Exercise task: Reproduce everything from the start of the material down to the line containing "product-price[interactable]: 7 000 (749, 339, 785, 354)", with both ends included, keeping each line identical.

Given data:
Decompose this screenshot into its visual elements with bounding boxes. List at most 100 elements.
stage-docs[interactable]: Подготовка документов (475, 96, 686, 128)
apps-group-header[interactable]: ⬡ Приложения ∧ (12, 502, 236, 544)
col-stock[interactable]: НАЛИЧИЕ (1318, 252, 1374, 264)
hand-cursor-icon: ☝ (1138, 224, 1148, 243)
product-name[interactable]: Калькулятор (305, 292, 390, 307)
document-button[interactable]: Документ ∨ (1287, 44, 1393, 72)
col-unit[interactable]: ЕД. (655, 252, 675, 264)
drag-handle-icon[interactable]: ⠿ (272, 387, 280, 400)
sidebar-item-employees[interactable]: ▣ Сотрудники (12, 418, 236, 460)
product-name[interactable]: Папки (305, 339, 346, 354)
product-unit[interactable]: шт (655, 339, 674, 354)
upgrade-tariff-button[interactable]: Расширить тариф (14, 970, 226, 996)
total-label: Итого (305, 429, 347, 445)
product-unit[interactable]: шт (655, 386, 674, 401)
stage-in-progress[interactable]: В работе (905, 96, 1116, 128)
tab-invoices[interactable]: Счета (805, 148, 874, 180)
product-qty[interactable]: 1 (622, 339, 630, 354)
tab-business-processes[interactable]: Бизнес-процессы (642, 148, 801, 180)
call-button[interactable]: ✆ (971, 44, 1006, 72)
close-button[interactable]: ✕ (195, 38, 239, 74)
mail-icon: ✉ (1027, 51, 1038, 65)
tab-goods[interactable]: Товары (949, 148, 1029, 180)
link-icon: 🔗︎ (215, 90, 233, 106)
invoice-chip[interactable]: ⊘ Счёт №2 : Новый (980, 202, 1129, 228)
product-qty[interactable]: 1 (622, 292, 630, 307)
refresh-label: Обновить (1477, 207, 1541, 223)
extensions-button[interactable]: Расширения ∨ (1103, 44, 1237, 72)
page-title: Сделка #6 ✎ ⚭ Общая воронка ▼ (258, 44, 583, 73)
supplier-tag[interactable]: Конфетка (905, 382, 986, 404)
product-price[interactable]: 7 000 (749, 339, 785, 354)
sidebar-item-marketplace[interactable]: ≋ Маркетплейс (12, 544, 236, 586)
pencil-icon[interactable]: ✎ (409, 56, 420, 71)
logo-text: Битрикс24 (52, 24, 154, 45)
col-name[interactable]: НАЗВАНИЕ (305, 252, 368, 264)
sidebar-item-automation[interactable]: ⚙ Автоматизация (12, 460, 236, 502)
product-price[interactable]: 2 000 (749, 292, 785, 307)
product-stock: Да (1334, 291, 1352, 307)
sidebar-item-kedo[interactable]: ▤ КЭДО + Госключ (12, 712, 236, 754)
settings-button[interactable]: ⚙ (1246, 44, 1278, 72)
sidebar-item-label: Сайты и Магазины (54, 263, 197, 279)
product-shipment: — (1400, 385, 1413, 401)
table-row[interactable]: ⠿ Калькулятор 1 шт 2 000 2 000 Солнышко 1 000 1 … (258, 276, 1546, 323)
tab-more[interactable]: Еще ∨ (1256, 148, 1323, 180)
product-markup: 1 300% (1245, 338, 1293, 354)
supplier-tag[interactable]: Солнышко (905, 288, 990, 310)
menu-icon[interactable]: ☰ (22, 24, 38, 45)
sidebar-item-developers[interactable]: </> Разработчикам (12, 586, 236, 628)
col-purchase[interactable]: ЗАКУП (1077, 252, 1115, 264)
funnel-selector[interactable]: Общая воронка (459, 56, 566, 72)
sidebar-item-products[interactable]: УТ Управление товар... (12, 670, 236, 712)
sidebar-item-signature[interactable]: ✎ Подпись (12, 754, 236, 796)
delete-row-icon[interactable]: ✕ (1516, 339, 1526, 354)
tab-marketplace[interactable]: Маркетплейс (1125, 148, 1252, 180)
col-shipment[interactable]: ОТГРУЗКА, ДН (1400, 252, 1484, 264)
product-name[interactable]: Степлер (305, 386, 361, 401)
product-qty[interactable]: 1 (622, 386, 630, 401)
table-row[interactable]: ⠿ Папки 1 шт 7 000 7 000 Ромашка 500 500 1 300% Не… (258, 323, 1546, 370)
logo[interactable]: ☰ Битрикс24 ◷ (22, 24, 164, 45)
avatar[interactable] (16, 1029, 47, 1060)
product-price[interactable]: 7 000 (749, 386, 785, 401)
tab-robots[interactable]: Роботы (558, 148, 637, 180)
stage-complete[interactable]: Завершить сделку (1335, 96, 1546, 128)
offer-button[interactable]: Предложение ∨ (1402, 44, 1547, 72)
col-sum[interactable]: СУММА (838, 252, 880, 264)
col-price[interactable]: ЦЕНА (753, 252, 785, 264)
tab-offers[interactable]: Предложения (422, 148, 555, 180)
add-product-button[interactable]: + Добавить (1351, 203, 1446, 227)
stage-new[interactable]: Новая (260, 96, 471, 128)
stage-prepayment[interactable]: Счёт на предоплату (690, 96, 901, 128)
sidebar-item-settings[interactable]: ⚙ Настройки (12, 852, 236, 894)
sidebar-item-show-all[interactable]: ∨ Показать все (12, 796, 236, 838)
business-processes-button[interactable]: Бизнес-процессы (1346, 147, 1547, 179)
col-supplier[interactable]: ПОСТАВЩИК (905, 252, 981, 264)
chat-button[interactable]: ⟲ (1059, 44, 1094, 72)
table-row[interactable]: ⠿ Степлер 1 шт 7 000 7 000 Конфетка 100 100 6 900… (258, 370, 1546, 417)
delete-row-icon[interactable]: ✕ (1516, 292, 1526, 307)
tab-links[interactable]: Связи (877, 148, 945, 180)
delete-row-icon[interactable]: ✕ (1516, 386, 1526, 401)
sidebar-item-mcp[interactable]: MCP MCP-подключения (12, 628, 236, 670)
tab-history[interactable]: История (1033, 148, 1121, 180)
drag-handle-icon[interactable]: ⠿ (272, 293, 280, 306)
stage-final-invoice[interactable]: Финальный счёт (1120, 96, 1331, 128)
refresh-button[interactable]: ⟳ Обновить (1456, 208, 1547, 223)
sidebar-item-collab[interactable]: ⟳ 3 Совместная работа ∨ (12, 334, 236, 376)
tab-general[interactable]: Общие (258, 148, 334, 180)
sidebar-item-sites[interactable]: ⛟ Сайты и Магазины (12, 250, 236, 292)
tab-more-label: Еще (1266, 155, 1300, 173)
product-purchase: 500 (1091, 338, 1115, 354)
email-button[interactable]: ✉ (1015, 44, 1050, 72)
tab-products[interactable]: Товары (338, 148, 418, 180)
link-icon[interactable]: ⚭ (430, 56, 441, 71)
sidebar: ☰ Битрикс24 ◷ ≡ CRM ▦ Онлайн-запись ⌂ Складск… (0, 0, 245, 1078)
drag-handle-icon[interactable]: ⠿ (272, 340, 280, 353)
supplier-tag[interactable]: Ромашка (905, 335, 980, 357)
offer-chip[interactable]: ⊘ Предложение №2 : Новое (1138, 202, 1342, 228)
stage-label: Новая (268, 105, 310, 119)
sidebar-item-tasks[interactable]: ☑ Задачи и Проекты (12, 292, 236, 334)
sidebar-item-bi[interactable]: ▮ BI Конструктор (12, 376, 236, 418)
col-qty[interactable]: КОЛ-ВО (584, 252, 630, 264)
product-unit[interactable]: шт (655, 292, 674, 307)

Answer to the problem:
Decompose this screenshot into its visual elements with bounding boxes. List at most 100 elements.
stage-docs[interactable]: Подготовка документов (475, 96, 686, 128)
apps-group-header[interactable]: ⬡ Приложения ∧ (12, 502, 236, 544)
col-stock[interactable]: НАЛИЧИЕ (1318, 252, 1374, 264)
hand-cursor-icon: ☝ (1138, 224, 1148, 243)
product-name[interactable]: Калькулятор (305, 292, 390, 307)
document-button[interactable]: Документ ∨ (1287, 44, 1393, 72)
col-unit[interactable]: ЕД. (655, 252, 675, 264)
drag-handle-icon[interactable]: ⠿ (272, 387, 280, 400)
sidebar-item-employees[interactable]: ▣ Сотрудники (12, 418, 236, 460)
product-name[interactable]: Папки (305, 339, 346, 354)
product-unit[interactable]: шт (655, 339, 674, 354)
upgrade-tariff-button[interactable]: Расширить тариф (14, 970, 226, 996)
total-label: Итого (305, 429, 347, 445)
product-unit[interactable]: шт (655, 386, 674, 401)
stage-in-progress[interactable]: В работе (905, 96, 1116, 128)
tab-invoices[interactable]: Счета (805, 148, 874, 180)
product-qty[interactable]: 1 (622, 339, 630, 354)
tab-business-processes[interactable]: Бизнес-процессы (642, 148, 801, 180)
call-button[interactable]: ✆ (971, 44, 1006, 72)
close-button[interactable]: ✕ (195, 38, 239, 74)
mail-icon: ✉ (1027, 51, 1038, 65)
tab-goods[interactable]: Товары (949, 148, 1029, 180)
link-icon: 🔗︎ (215, 90, 233, 106)
invoice-chip[interactable]: ⊘ Счёт №2 : Новый (980, 202, 1129, 228)
product-qty[interactable]: 1 (622, 292, 630, 307)
refresh-label: Обновить (1477, 207, 1541, 223)
extensions-button[interactable]: Расширения ∨ (1103, 44, 1237, 72)
page-title: Сделка #6 ✎ ⚭ Общая воронка ▼ (258, 44, 583, 73)
supplier-tag[interactable]: Конфетка (905, 382, 986, 404)
product-price[interactable]: 7 000 (749, 339, 785, 354)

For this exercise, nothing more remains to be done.